[Extracted entries]:
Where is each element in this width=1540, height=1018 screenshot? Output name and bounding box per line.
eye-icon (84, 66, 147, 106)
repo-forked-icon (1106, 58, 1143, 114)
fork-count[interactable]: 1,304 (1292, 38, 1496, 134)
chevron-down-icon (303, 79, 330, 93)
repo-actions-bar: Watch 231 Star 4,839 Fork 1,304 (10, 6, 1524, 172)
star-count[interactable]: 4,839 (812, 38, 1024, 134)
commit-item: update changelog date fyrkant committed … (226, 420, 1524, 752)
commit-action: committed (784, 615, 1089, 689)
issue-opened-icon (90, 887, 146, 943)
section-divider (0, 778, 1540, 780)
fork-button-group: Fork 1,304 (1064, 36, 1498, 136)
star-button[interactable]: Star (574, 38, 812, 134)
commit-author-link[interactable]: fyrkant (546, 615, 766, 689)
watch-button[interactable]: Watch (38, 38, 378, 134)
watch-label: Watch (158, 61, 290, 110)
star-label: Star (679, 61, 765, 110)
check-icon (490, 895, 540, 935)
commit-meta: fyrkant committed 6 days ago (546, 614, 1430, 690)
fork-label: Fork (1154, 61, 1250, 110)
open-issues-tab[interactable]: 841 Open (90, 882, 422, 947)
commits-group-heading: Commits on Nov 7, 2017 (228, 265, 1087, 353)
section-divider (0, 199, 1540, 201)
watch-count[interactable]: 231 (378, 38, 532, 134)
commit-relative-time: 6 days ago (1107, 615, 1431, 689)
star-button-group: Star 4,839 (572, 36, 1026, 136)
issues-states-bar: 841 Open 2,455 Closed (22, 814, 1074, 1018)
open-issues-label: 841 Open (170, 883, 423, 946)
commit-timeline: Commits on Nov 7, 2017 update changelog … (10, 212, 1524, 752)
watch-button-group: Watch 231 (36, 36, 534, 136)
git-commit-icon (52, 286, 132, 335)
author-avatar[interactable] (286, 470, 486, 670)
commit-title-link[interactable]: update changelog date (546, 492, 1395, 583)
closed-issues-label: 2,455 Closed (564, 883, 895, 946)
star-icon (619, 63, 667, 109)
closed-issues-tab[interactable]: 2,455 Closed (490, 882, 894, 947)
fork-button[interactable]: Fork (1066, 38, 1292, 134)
...
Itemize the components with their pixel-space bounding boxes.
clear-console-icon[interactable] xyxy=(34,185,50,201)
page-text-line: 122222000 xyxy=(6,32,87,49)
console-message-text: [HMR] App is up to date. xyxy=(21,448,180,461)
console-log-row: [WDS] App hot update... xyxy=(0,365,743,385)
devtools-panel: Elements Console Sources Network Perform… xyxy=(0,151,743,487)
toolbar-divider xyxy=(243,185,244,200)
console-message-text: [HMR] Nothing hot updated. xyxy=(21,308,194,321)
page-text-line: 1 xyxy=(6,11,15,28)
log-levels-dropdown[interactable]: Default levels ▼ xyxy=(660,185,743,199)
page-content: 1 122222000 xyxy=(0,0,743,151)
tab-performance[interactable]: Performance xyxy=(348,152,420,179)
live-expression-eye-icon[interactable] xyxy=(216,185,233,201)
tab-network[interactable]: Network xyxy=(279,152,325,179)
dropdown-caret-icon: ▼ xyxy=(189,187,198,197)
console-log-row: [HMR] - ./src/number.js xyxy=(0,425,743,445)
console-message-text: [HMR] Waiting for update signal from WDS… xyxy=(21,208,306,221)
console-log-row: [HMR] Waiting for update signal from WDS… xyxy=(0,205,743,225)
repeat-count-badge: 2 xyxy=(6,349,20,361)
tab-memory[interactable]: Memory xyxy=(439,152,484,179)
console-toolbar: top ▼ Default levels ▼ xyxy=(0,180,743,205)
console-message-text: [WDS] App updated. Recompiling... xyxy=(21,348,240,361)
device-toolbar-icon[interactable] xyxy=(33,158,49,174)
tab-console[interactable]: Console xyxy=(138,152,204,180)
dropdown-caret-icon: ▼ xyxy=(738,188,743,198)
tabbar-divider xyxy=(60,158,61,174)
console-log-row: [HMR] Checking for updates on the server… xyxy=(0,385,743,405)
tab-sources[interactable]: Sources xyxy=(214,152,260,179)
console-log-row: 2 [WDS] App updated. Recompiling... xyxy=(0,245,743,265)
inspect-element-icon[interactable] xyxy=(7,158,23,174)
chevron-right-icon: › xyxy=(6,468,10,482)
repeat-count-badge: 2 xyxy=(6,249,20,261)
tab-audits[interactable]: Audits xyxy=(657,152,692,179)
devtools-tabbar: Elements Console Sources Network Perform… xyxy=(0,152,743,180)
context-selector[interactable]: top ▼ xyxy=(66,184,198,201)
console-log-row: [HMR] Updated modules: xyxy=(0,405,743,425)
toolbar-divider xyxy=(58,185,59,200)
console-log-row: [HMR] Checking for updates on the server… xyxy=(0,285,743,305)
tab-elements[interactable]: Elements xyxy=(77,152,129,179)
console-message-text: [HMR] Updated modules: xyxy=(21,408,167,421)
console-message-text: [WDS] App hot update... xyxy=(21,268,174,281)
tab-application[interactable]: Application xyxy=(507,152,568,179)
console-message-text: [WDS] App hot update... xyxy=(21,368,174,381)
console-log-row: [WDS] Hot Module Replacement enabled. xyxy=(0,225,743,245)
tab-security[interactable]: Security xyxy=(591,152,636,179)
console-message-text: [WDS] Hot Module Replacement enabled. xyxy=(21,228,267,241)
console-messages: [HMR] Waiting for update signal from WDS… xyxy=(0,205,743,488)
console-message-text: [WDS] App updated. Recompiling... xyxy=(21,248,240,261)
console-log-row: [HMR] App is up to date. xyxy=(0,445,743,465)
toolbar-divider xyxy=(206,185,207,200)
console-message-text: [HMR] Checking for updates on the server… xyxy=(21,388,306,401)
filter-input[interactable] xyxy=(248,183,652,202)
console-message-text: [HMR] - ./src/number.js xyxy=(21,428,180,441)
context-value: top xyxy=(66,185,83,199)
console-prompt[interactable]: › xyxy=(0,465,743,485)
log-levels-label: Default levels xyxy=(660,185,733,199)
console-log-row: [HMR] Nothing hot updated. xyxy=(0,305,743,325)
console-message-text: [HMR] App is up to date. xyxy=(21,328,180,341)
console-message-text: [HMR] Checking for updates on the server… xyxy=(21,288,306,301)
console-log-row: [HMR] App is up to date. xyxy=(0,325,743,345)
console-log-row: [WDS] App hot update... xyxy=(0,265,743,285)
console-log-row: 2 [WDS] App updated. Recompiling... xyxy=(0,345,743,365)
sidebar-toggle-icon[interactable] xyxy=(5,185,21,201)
==
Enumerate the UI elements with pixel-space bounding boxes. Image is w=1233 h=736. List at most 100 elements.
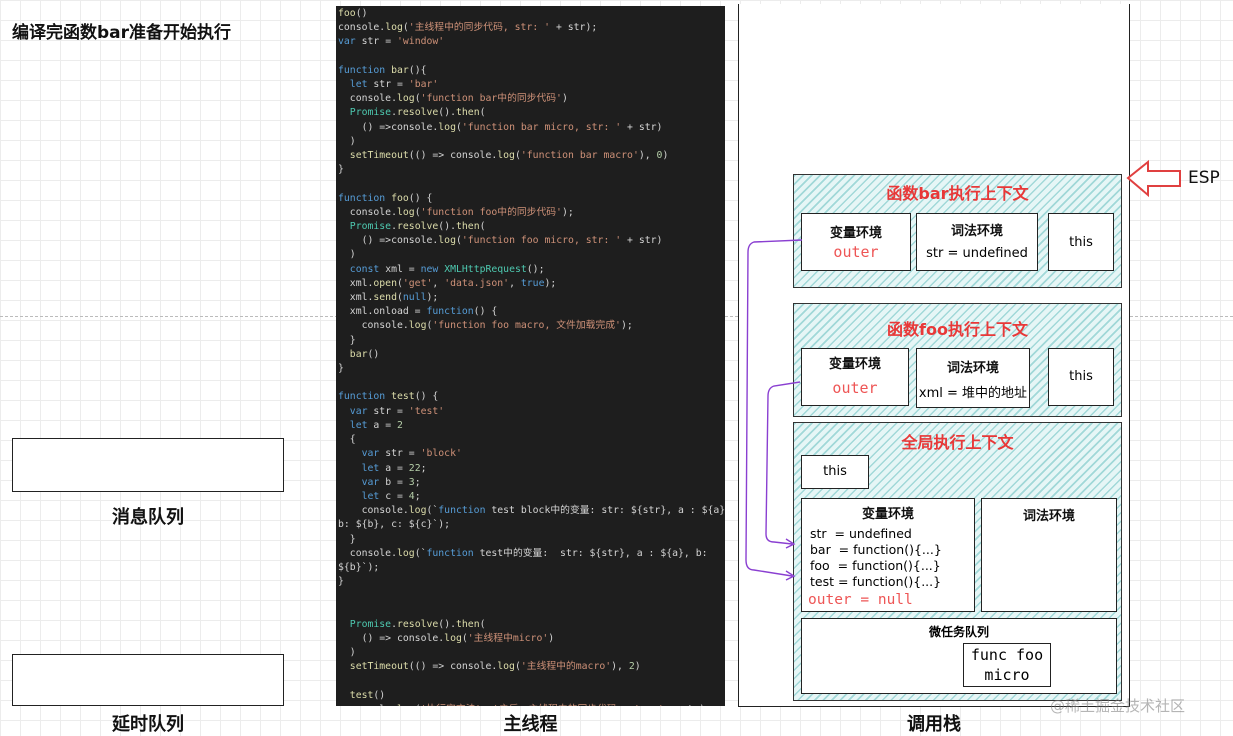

[What to produce]:
Rewrite the part of the listing that opens with the line containing "Where is each" and closes with the line containing "commit-relative-time: 6 days" as a Markdown table with the columns Row and Line, giving each line its row number and leaving out blank lines.

[Response to this exercise]:
| Row | Line |
|---|---|
| 1 | Where is each element in this width=1540, height=1018 screenshot? Output name and bounding box per line. |
| 2 | eye-icon (84, 66, 147, 106) |
| 3 | repo-forked-icon (1106, 58, 1143, 114) |
| 4 | fork-count[interactable]: 1,304 (1292, 38, 1496, 134) |
| 5 | chevron-down-icon (303, 79, 330, 93) |
| 6 | repo-actions-bar: Watch 231 Star 4,839 Fork 1,304 (10, 6, 1524, 172) |
| 7 | star-count[interactable]: 4,839 (812, 38, 1024, 134) |
| 8 | commit-item: update changelog date fyrkant committed … (226, 420, 1524, 752) |
| 9 | commit-action: committed (784, 615, 1089, 689) |
| 10 | issue-opened-icon (90, 887, 146, 943) |
| 11 | section-divider (0, 778, 1540, 780) |
| 12 | fork-button-group: Fork 1,304 (1064, 36, 1498, 136) |
| 13 | star-button[interactable]: Star (574, 38, 812, 134) |
| 14 | commit-author-link[interactable]: fyrkant (546, 615, 766, 689) |
| 15 | watch-button[interactable]: Watch (38, 38, 378, 134) |
| 16 | watch-label: Watch (158, 61, 290, 110) |
| 17 | star-label: Star (679, 61, 765, 110) |
| 18 | check-icon (490, 895, 540, 935) |
| 19 | commit-meta: fyrkant committed 6 days ago (546, 614, 1430, 690) |
| 20 | fork-label: Fork (1154, 61, 1250, 110) |
| 21 | open-issues-tab[interactable]: 841 Open (90, 882, 422, 947) |
| 22 | commits-group-heading: Commits on Nov 7, 2017 (228, 265, 1087, 353) |
| 23 | section-divider (0, 199, 1540, 201) |
| 24 | watch-count[interactable]: 231 (378, 38, 532, 134) |
| 25 | commit-relative-time: 6 days ago (1107, 615, 1431, 689) |